What the exercise asks:
Reproduce this listing in full.

[Data excerpts]
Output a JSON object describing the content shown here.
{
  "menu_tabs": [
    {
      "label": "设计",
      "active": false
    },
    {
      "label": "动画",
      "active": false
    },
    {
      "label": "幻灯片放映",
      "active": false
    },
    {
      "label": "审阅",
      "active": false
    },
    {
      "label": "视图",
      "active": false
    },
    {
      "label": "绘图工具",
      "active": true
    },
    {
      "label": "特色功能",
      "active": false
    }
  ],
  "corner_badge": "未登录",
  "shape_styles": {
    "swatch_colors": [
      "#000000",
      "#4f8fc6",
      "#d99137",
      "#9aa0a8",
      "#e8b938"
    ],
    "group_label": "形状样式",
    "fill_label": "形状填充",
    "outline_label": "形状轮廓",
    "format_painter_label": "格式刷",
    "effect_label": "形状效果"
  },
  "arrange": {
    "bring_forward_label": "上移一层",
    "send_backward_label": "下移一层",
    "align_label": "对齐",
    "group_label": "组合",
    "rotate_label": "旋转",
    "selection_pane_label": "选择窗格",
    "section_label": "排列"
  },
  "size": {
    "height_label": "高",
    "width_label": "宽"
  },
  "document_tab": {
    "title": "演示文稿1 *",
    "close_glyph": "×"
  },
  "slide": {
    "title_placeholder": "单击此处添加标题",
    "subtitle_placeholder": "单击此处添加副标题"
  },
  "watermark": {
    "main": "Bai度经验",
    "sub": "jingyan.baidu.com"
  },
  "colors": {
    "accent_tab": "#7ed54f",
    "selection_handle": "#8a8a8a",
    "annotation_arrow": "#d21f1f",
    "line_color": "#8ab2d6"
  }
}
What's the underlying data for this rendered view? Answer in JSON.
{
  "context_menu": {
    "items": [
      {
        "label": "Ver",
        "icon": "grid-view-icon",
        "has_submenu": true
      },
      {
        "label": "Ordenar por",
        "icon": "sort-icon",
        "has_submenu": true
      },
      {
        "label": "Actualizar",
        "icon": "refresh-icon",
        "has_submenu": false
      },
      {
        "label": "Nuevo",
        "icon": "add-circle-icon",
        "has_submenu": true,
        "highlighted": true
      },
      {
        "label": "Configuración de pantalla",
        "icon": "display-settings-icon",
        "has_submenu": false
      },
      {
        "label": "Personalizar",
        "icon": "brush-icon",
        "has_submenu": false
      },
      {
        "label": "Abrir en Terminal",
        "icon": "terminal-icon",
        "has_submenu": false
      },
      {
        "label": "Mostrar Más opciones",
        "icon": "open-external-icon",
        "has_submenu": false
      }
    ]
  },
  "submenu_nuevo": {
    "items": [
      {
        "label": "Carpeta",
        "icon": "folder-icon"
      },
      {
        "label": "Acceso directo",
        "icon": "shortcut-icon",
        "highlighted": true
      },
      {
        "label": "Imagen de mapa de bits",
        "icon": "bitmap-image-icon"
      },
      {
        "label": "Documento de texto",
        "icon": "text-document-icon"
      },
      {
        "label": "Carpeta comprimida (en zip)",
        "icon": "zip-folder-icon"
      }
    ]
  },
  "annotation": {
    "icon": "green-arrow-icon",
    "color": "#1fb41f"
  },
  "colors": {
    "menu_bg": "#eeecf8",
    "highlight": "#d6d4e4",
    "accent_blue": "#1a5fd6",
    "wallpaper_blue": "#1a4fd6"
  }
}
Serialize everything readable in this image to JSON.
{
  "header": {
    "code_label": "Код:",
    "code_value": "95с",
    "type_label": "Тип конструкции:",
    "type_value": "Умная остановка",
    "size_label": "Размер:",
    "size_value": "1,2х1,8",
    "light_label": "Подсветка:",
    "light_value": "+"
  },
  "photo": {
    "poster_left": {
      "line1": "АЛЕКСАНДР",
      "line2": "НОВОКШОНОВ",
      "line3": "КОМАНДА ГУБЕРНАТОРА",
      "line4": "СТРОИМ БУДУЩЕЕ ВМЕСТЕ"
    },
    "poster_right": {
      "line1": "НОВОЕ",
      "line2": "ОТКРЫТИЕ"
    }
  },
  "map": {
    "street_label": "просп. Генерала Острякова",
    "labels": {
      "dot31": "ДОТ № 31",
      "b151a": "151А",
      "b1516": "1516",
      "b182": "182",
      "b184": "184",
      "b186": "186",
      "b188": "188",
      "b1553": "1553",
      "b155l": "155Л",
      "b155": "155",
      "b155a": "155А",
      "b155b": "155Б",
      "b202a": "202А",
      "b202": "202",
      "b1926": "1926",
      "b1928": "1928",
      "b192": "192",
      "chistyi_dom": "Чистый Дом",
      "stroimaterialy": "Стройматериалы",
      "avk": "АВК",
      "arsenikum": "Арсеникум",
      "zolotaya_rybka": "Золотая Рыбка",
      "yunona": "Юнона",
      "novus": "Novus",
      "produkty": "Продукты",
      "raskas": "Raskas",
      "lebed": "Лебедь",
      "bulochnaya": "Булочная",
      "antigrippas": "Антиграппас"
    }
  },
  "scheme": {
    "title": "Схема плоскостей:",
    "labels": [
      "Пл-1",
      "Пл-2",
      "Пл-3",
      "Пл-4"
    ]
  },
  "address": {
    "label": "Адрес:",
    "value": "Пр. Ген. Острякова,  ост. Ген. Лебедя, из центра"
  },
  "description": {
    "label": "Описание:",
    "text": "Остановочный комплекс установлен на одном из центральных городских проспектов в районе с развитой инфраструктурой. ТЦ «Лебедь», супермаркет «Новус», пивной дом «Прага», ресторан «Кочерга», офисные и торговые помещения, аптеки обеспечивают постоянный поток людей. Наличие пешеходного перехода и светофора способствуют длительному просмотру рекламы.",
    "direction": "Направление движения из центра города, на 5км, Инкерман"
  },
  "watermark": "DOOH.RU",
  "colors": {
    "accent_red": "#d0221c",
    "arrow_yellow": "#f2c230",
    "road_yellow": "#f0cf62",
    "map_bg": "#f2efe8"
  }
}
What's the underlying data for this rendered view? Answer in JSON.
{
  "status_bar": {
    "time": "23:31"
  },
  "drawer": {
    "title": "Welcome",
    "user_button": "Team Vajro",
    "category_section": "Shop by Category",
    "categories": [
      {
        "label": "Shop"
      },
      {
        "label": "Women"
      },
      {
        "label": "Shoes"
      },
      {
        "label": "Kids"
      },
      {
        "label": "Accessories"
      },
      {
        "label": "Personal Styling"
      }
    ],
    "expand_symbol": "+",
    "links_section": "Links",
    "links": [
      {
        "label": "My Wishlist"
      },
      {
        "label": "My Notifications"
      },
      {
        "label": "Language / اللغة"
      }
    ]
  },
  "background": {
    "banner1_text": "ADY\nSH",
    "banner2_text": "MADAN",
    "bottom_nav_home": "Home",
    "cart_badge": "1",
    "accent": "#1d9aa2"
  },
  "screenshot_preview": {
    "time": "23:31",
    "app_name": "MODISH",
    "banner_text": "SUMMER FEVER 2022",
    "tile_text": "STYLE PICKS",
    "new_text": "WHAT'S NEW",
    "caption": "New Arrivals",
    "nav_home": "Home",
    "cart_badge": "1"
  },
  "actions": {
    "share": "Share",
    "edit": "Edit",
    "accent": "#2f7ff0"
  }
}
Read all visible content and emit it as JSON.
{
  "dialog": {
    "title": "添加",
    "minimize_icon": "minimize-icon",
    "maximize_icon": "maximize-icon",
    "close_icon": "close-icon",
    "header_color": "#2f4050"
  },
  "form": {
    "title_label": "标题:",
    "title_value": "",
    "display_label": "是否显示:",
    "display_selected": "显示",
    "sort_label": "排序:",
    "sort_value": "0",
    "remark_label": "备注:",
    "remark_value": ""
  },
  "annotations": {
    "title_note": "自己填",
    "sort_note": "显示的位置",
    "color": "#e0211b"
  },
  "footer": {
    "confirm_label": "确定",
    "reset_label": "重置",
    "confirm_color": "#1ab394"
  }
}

Exercise solution:
Output a JSON object describing the content shown here.
{
  "menu_tabs": [
    {
      "label": "设计",
      "active": false
    },
    {
      "label": "动画",
      "active": false
    },
    {
      "label": "幻灯片放映",
      "active": false
    },
    {
      "label": "审阅",
      "active": false
    },
    {
      "label": "视图",
      "active": false
    },
    {
      "label": "绘图工具",
      "active": true
    },
    {
      "label": "特色功能",
      "active": false
    }
  ],
  "corner_badge": "未登录",
  "shape_styles": {
    "swatch_colors": [
      "#000000",
      "#4f8fc6",
      "#d99137",
      "#9aa0a8",
      "#e8b938"
    ],
    "group_label": "形状样式",
    "fill_label": "形状填充",
    "outline_label": "形状轮廓",
    "format_painter_label": "格式刷",
    "effect_label": "形状效果"
  },
  "arrange": {
    "bring_forward_label": "上移一层",
    "send_backward_label": "下移一层",
    "align_label": "对齐",
    "group_label": "组合",
    "rotate_label": "旋转",
    "selection_pane_label": "选择窗格",
    "section_label": "排列"
  },
  "size": {
    "height_label": "高",
    "width_label": "宽"
  },
  "document_tab": {
    "title": "演示文稿1 *",
    "close_glyph": "×"
  },
  "slide": {
    "title_placeholder": "单击此处添加标题",
    "subtitle_placeholder": "单击此处添加副标题"
  },
  "watermark": {
    "main": "Bai度经验",
    "sub": "jingyan.baidu.com"
  },
  "colors": {
    "accent_tab": "#7ed54f",
    "selection_handle": "#8a8a8a",
    "annotation_arrow": "#d21f1f",
    "line_color": "#8ab2d6"
  }
}
What's the underlying data for this rendered view? Answer in JSON.
{
  "context_menu": {
    "items": [
      {
        "label": "Ver",
        "icon": "grid-view-icon",
        "has_submenu": true
      },
      {
        "label": "Ordenar por",
        "icon": "sort-icon",
        "has_submenu": true
      },
      {
        "label": "Actualizar",
        "icon": "refresh-icon",
        "has_submenu": false
      },
      {
        "label": "Nuevo",
        "icon": "add-circle-icon",
        "has_submenu": true,
        "highlighted": true
      },
      {
        "label": "Configuración de pantalla",
        "icon": "display-settings-icon",
        "has_submenu": false
      },
      {
        "label": "Personalizar",
        "icon": "brush-icon",
        "has_submenu": false
      },
      {
        "label": "Abrir en Terminal",
        "icon": "terminal-icon",
        "has_submenu": false
      },
      {
        "label": "Mostrar Más opciones",
        "icon": "open-external-icon",
        "has_submenu": false
      }
    ]
  },
  "submenu_nuevo": {
    "items": [
      {
        "label": "Carpeta",
        "icon": "folder-icon"
      },
      {
        "label": "Acceso directo",
        "icon": "shortcut-icon",
        "highlighted": true
      },
      {
        "label": "Imagen de mapa de bits",
        "icon": "bitmap-image-icon"
      },
      {
        "label": "Documento de texto",
        "icon": "text-document-icon"
      },
      {
        "label": "Carpeta comprimida (en zip)",
        "icon": "zip-folder-icon"
      }
    ]
  },
  "annotation": {
    "icon": "green-arrow-icon",
    "color": "#1fb41f"
  },
  "colors": {
    "menu_bg": "#eeecf8",
    "highlight": "#d6d4e4",
    "accent_blue": "#1a5fd6",
    "wallpaper_blue": "#1a4fd6"
  }
}
Serialize everything readable in this image to JSON.
{
  "header": {
    "code_label": "Код:",
    "code_value": "95с",
    "type_label": "Тип конструкции:",
    "type_value": "Умная остановка",
    "size_label": "Размер:",
    "size_value": "1,2х1,8",
    "light_label": "Подсветка:",
    "light_value": "+"
  },
  "photo": {
    "poster_left": {
      "line1": "АЛЕКСАНДР",
      "line2": "НОВОКШОНОВ",
      "line3": "КОМАНДА ГУБЕРНАТОРА",
      "line4": "СТРОИМ БУДУЩЕЕ ВМЕСТЕ"
    },
    "poster_right": {
      "line1": "НОВОЕ",
      "line2": "ОТКРЫТИЕ"
    }
  },
  "map": {
    "street_label": "просп. Генерала Острякова",
    "labels": {
      "dot31": "ДОТ № 31",
      "b151a": "151А",
      "b1516": "1516",
      "b182": "182",
      "b184": "184",
      "b186": "186",
      "b188": "188",
      "b1553": "1553",
      "b155l": "155Л",
      "b155": "155",
      "b155a": "155А",
      "b155b": "155Б",
      "b202a": "202А",
      "b202": "202",
      "b1926": "1926",
      "b1928": "1928",
      "b192": "192",
      "chistyi_dom": "Чистый Дом",
      "stroimaterialy": "Стройматериалы",
      "avk": "АВК",
      "arsenikum": "Арсеникум",
      "zolotaya_rybka": "Золотая Рыбка",
      "yunona": "Юнона",
      "novus": "Novus",
      "produkty": "Продукты",
      "raskas": "Raskas",
      "lebed": "Лебедь",
      "bulochnaya": "Булочная",
      "antigrippas": "Антиграппас"
    }
  },
  "scheme": {
    "title": "Схема плоскостей:",
    "labels": [
      "Пл-1",
      "Пл-2",
      "Пл-3",
      "Пл-4"
    ]
  },
  "address": {
    "label": "Адрес:",
    "value": "Пр. Ген. Острякова,  ост. Ген. Лебедя, из центра"
  },
  "description": {
    "label": "Описание:",
    "text": "Остановочный комплекс установлен на одном из центральных городских проспектов в районе с развитой инфраструктурой. ТЦ «Лебедь», супермаркет «Новус», пивной дом «Прага», ресторан «Кочерга», офисные и торговые помещения, аптеки обеспечивают постоянный поток людей. Наличие пешеходного перехода и светофора способствуют длительному просмотру рекламы.",
    "direction": "Направление движения из центра города, на 5км, Инкерман"
  },
  "watermark": "DOOH.RU",
  "colors": {
    "accent_red": "#d0221c",
    "arrow_yellow": "#f2c230",
    "road_yellow": "#f0cf62",
    "map_bg": "#f2efe8"
  }
}
What's the underlying data for this rendered view? Answer in JSON.
{
  "status_bar": {
    "time": "23:31"
  },
  "drawer": {
    "title": "Welcome",
    "user_button": "Team Vajro",
    "category_section": "Shop by Category",
    "categories": [
      {
        "label": "Shop"
      },
      {
        "label": "Women"
      },
      {
        "label": "Shoes"
      },
      {
        "label": "Kids"
      },
      {
        "label": "Accessories"
      },
      {
        "label": "Personal Styling"
      }
    ],
    "expand_symbol": "+",
    "links_section": "Links",
    "links": [
      {
        "label": "My Wishlist"
      },
      {
        "label": "My Notifications"
      },
      {
        "label": "Language / اللغة"
      }
    ]
  },
  "background": {
    "banner1_text": "ADY\nSH",
    "banner2_text": "MADAN",
    "bottom_nav_home": "Home",
    "cart_badge": "1",
    "accent": "#1d9aa2"
  },
  "screenshot_preview": {
    "time": "23:31",
    "app_name": "MODISH",
    "banner_text": "SUMMER FEVER 2022",
    "tile_text": "STYLE PICKS",
    "new_text": "WHAT'S NEW",
    "caption": "New Arrivals",
    "nav_home": "Home",
    "cart_badge": "1"
  },
  "actions": {
    "share": "Share",
    "edit": "Edit",
    "accent": "#2f7ff0"
  }
}
Read all visible content and emit it as JSON.
{
  "dialog": {
    "title": "添加",
    "minimize_icon": "minimize-icon",
    "maximize_icon": "maximize-icon",
    "close_icon": "close-icon",
    "header_color": "#2f4050"
  },
  "form": {
    "title_label": "标题:",
    "title_value": "",
    "display_label": "是否显示:",
    "display_selected": "显示",
    "sort_label": "排序:",
    "sort_value": "0",
    "remark_label": "备注:",
    "remark_value": ""
  },
  "annotations": {
    "title_note": "自己填",
    "sort_note": "显示的位置",
    "color": "#e0211b"
  },
  "footer": {
    "confirm_label": "确定",
    "reset_label": "重置",
    "confirm_color": "#1ab394"
  }
}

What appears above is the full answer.